((

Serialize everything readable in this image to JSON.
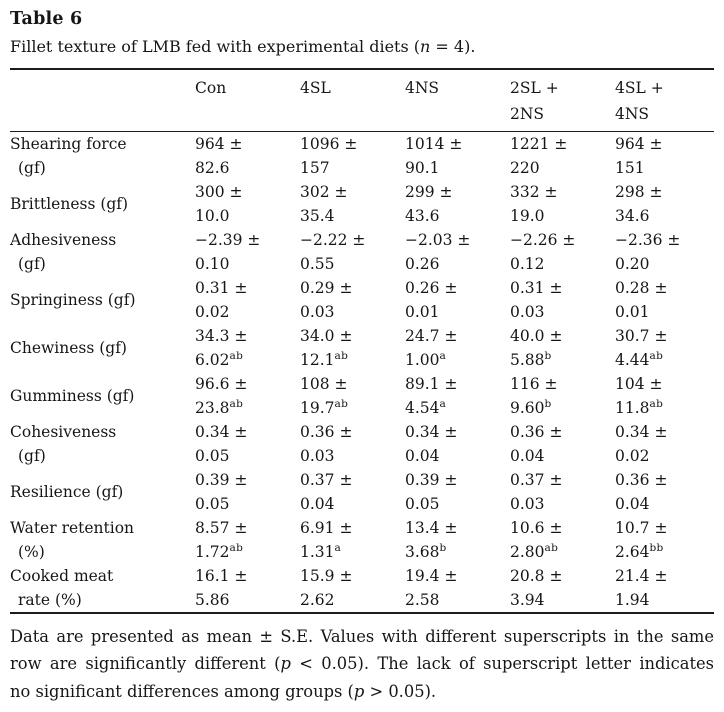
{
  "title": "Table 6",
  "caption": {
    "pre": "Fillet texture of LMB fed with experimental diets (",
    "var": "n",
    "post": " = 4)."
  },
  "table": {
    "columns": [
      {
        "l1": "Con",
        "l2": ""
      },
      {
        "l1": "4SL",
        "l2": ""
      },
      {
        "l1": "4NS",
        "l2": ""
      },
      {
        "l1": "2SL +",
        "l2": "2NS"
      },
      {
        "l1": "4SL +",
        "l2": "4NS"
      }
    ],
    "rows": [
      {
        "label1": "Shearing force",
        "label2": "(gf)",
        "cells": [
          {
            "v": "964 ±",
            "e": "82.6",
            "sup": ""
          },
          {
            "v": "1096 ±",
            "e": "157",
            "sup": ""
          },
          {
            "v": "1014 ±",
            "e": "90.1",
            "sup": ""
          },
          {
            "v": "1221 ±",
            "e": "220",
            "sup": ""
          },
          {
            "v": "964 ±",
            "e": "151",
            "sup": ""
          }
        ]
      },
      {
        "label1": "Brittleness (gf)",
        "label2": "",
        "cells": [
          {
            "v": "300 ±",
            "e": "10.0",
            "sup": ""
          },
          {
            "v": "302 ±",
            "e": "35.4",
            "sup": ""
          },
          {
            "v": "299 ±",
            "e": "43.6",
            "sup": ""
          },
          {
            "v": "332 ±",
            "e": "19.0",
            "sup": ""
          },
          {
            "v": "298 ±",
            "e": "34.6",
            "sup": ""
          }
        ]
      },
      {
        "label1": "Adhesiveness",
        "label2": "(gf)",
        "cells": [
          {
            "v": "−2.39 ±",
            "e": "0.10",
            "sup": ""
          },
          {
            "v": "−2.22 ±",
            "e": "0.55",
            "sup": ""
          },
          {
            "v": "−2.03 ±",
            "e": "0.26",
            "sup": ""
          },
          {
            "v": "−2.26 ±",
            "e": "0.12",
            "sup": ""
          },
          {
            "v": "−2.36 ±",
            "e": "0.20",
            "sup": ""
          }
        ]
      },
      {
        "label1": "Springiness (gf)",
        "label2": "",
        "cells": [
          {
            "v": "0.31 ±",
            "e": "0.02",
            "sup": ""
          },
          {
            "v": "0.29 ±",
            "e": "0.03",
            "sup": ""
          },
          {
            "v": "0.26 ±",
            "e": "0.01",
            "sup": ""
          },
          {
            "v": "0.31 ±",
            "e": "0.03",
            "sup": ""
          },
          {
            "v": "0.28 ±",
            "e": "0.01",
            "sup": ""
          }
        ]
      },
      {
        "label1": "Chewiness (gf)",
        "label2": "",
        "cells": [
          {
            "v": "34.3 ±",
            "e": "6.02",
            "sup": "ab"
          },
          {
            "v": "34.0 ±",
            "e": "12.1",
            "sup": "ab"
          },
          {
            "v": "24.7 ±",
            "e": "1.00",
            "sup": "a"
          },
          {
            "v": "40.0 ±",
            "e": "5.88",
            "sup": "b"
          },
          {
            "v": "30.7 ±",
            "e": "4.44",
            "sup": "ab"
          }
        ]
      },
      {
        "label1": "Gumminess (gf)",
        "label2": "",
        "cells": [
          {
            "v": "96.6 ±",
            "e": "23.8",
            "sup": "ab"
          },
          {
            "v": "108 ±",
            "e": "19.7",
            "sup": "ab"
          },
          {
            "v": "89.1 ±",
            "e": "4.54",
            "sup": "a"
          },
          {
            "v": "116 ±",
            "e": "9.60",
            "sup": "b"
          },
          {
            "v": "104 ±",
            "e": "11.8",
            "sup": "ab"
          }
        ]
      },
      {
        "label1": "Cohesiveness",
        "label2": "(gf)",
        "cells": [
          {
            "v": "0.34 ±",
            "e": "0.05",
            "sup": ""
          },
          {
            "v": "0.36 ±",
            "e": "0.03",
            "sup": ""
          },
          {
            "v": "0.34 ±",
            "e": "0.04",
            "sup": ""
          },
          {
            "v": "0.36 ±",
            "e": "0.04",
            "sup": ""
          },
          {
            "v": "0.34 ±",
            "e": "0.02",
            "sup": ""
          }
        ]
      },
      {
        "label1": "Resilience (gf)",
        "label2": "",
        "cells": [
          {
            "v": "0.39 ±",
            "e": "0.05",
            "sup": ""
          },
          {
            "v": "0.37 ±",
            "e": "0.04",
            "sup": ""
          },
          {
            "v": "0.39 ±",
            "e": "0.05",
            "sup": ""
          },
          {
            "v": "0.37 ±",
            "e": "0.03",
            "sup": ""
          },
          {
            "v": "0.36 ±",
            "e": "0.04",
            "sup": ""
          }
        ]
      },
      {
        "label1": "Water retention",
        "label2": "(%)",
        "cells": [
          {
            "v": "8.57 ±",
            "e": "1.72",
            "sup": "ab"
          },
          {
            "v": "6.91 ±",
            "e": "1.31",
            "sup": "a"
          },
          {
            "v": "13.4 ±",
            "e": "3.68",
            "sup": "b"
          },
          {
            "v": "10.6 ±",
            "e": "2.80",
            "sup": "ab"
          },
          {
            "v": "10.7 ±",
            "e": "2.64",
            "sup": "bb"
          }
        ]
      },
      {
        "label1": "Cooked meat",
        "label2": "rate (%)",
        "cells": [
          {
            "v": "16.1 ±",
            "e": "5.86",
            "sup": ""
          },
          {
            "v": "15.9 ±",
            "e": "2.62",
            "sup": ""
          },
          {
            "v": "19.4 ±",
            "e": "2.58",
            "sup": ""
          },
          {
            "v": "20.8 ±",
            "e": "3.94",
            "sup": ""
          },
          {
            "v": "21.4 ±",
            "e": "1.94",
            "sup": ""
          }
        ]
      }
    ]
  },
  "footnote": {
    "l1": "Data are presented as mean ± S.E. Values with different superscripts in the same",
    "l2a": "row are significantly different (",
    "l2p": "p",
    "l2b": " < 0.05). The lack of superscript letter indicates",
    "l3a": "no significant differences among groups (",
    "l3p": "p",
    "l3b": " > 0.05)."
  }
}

))

§ Challenge
Copy all the data exactly as written, but skip any picture.

§ Correct result
Serialize everything readable in this image to JSON.
{
  "title": "Table 6",
  "caption": {
    "pre": "Fillet texture of LMB fed with experimental diets (",
    "var": "n",
    "post": " = 4)."
  },
  "table": {
    "columns": [
      {
        "l1": "Con",
        "l2": ""
      },
      {
        "l1": "4SL",
        "l2": ""
      },
      {
        "l1": "4NS",
        "l2": ""
      },
      {
        "l1": "2SL +",
        "l2": "2NS"
      },
      {
        "l1": "4SL +",
        "l2": "4NS"
      }
    ],
    "rows": [
      {
        "label1": "Shearing force",
        "label2": "(gf)",
        "cells": [
          {
            "v": "964 ±",
            "e": "82.6",
            "sup": ""
          },
          {
            "v": "1096 ±",
            "e": "157",
            "sup": ""
          },
          {
            "v": "1014 ±",
            "e": "90.1",
            "sup": ""
          },
          {
            "v": "1221 ±",
            "e": "220",
            "sup": ""
          },
          {
            "v": "964 ±",
            "e": "151",
            "sup": ""
          }
        ]
      },
      {
        "label1": "Brittleness (gf)",
        "label2": "",
        "cells": [
          {
            "v": "300 ±",
            "e": "10.0",
            "sup": ""
          },
          {
            "v": "302 ±",
            "e": "35.4",
            "sup": ""
          },
          {
            "v": "299 ±",
            "e": "43.6",
            "sup": ""
          },
          {
            "v": "332 ±",
            "e": "19.0",
            "sup": ""
          },
          {
            "v": "298 ±",
            "e": "34.6",
            "sup": ""
          }
        ]
      },
      {
        "label1": "Adhesiveness",
        "label2": "(gf)",
        "cells": [
          {
            "v": "−2.39 ±",
            "e": "0.10",
            "sup": ""
          },
          {
            "v": "−2.22 ±",
            "e": "0.55",
            "sup": ""
          },
          {
            "v": "−2.03 ±",
            "e": "0.26",
            "sup": ""
          },
          {
            "v": "−2.26 ±",
            "e": "0.12",
            "sup": ""
          },
          {
            "v": "−2.36 ±",
            "e": "0.20",
            "sup": ""
          }
        ]
      },
      {
        "label1": "Springiness (gf)",
        "label2": "",
        "cells": [
          {
            "v": "0.31 ±",
            "e": "0.02",
            "sup": ""
          },
          {
            "v": "0.29 ±",
            "e": "0.03",
            "sup": ""
          },
          {
            "v": "0.26 ±",
            "e": "0.01",
            "sup": ""
          },
          {
            "v": "0.31 ±",
            "e": "0.03",
            "sup": ""
          },
          {
            "v": "0.28 ±",
            "e": "0.01",
            "sup": ""
          }
        ]
      },
      {
        "label1": "Chewiness (gf)",
        "label2": "",
        "cells": [
          {
            "v": "34.3 ±",
            "e": "6.02",
            "sup": "ab"
          },
          {
            "v": "34.0 ±",
            "e": "12.1",
            "sup": "ab"
          },
          {
            "v": "24.7 ±",
            "e": "1.00",
            "sup": "a"
          },
          {
            "v": "40.0 ±",
            "e": "5.88",
            "sup": "b"
          },
          {
            "v": "30.7 ±",
            "e": "4.44",
            "sup": "ab"
          }
        ]
      },
      {
        "label1": "Gumminess (gf)",
        "label2": "",
        "cells": [
          {
            "v": "96.6 ±",
            "e": "23.8",
            "sup": "ab"
          },
          {
            "v": "108 ±",
            "e": "19.7",
            "sup": "ab"
          },
          {
            "v": "89.1 ±",
            "e": "4.54",
            "sup": "a"
          },
          {
            "v": "116 ±",
            "e": "9.60",
            "sup": "b"
          },
          {
            "v": "104 ±",
            "e": "11.8",
            "sup": "ab"
          }
        ]
      },
      {
        "label1": "Cohesiveness",
        "label2": "(gf)",
        "cells": [
          {
            "v": "0.34 ±",
            "e": "0.05",
            "sup": ""
          },
          {
            "v": "0.36 ±",
            "e": "0.03",
            "sup": ""
          },
          {
            "v": "0.34 ±",
            "e": "0.04",
            "sup": ""
          },
          {
            "v": "0.36 ±",
            "e": "0.04",
            "sup": ""
          },
          {
            "v": "0.34 ±",
            "e": "0.02",
            "sup": ""
          }
        ]
      },
      {
        "label1": "Resilience (gf)",
        "label2": "",
        "cells": [
          {
            "v": "0.39 ±",
            "e": "0.05",
            "sup": ""
          },
          {
            "v": "0.37 ±",
            "e": "0.04",
            "sup": ""
          },
          {
            "v": "0.39 ±",
            "e": "0.05",
            "sup": ""
          },
          {
            "v": "0.37 ±",
            "e": "0.03",
            "sup": ""
          },
          {
            "v": "0.36 ±",
            "e": "0.04",
            "sup": ""
          }
        ]
      },
      {
        "label1": "Water retention",
        "label2": "(%)",
        "cells": [
          {
            "v": "8.57 ±",
            "e": "1.72",
            "sup": "ab"
          },
          {
            "v": "6.91 ±",
            "e": "1.31",
            "sup": "a"
          },
          {
            "v": "13.4 ±",
            "e": "3.68",
            "sup": "b"
          },
          {
            "v": "10.6 ±",
            "e": "2.80",
            "sup": "ab"
          },
          {
            "v": "10.7 ±",
            "e": "2.64",
            "sup": "bb"
          }
        ]
      },
      {
        "label1": "Cooked meat",
        "label2": "rate (%)",
        "cells": [
          {
            "v": "16.1 ±",
            "e": "5.86",
            "sup": ""
          },
          {
            "v": "15.9 ±",
            "e": "2.62",
            "sup": ""
          },
          {
            "v": "19.4 ±",
            "e": "2.58",
            "sup": ""
          },
          {
            "v": "20.8 ±",
            "e": "3.94",
            "sup": ""
          },
          {
            "v": "21.4 ±",
            "e": "1.94",
            "sup": ""
          }
        ]
      }
    ]
  },
  "footnote": {
    "l1": "Data are presented as mean ± S.E. Values with different superscripts in the same",
    "l2a": "row are significantly different (",
    "l2p": "p",
    "l2b": " < 0.05). The lack of superscript letter indicates",
    "l3a": "no significant differences among groups (",
    "l3p": "p",
    "l3b": " > 0.05)."
  }
}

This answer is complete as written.